(Prompt): Output an exact reproduction of the data.

(The data):
● ● ●

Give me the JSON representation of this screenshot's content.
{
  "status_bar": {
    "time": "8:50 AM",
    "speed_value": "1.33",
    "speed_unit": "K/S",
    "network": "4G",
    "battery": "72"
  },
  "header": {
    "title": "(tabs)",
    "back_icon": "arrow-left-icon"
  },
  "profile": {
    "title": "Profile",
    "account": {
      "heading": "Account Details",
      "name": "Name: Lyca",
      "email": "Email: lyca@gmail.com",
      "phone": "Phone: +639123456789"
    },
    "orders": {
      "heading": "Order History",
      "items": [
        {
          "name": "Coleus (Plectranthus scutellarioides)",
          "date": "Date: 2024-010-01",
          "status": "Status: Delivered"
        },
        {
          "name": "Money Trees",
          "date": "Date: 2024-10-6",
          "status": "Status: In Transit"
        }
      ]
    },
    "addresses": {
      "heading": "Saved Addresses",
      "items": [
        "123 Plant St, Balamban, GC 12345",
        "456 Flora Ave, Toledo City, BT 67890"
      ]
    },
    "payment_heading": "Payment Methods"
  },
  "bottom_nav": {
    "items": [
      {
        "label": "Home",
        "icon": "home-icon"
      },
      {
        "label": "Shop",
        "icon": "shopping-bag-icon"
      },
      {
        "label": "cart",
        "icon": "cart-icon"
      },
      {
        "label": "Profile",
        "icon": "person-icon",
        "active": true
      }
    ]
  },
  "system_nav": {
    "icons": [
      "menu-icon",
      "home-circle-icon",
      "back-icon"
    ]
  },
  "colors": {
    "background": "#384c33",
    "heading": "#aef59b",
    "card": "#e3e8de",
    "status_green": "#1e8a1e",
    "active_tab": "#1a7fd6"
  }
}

● ● ●

(Response to the exercise):
Give me the JSON representation of this screenshot's content.
{
  "status_bar": {
    "time": "8:50 AM",
    "speed_value": "1.33",
    "speed_unit": "K/S",
    "network": "4G",
    "battery": "72"
  },
  "header": {
    "title": "(tabs)",
    "back_icon": "arrow-left-icon"
  },
  "profile": {
    "title": "Profile",
    "account": {
      "heading": "Account Details",
      "name": "Name: Lyca",
      "email": "Email: lyca@gmail.com",
      "phone": "Phone: +639123456789"
    },
    "orders": {
      "heading": "Order History",
      "items": [
        {
          "name": "Coleus (Plectranthus scutellarioides)",
          "date": "Date: 2024-010-01",
          "status": "Status: Delivered"
        },
        {
          "name": "Money Trees",
          "date": "Date: 2024-10-6",
          "status": "Status: In Transit"
        }
      ]
    },
    "addresses": {
      "heading": "Saved Addresses",
      "items": [
        "123 Plant St, Balamban, GC 12345",
        "456 Flora Ave, Toledo City, BT 67890"
      ]
    },
    "payment_heading": "Payment Methods"
  },
  "bottom_nav": {
    "items": [
      {
        "label": "Home",
        "icon": "home-icon"
      },
      {
        "label": "Shop",
        "icon": "shopping-bag-icon"
      },
      {
        "label": "cart",
        "icon": "cart-icon"
      },
      {
        "label": "Profile",
        "icon": "person-icon",
        "active": true
      }
    ]
  },
  "system_nav": {
    "icons": [
      "menu-icon",
      "home-circle-icon",
      "back-icon"
    ]
  },
  "colors": {
    "background": "#384c33",
    "heading": "#aef59b",
    "card": "#e3e8de",
    "status_green": "#1e8a1e",
    "active_tab": "#1a7fd6"
  }
}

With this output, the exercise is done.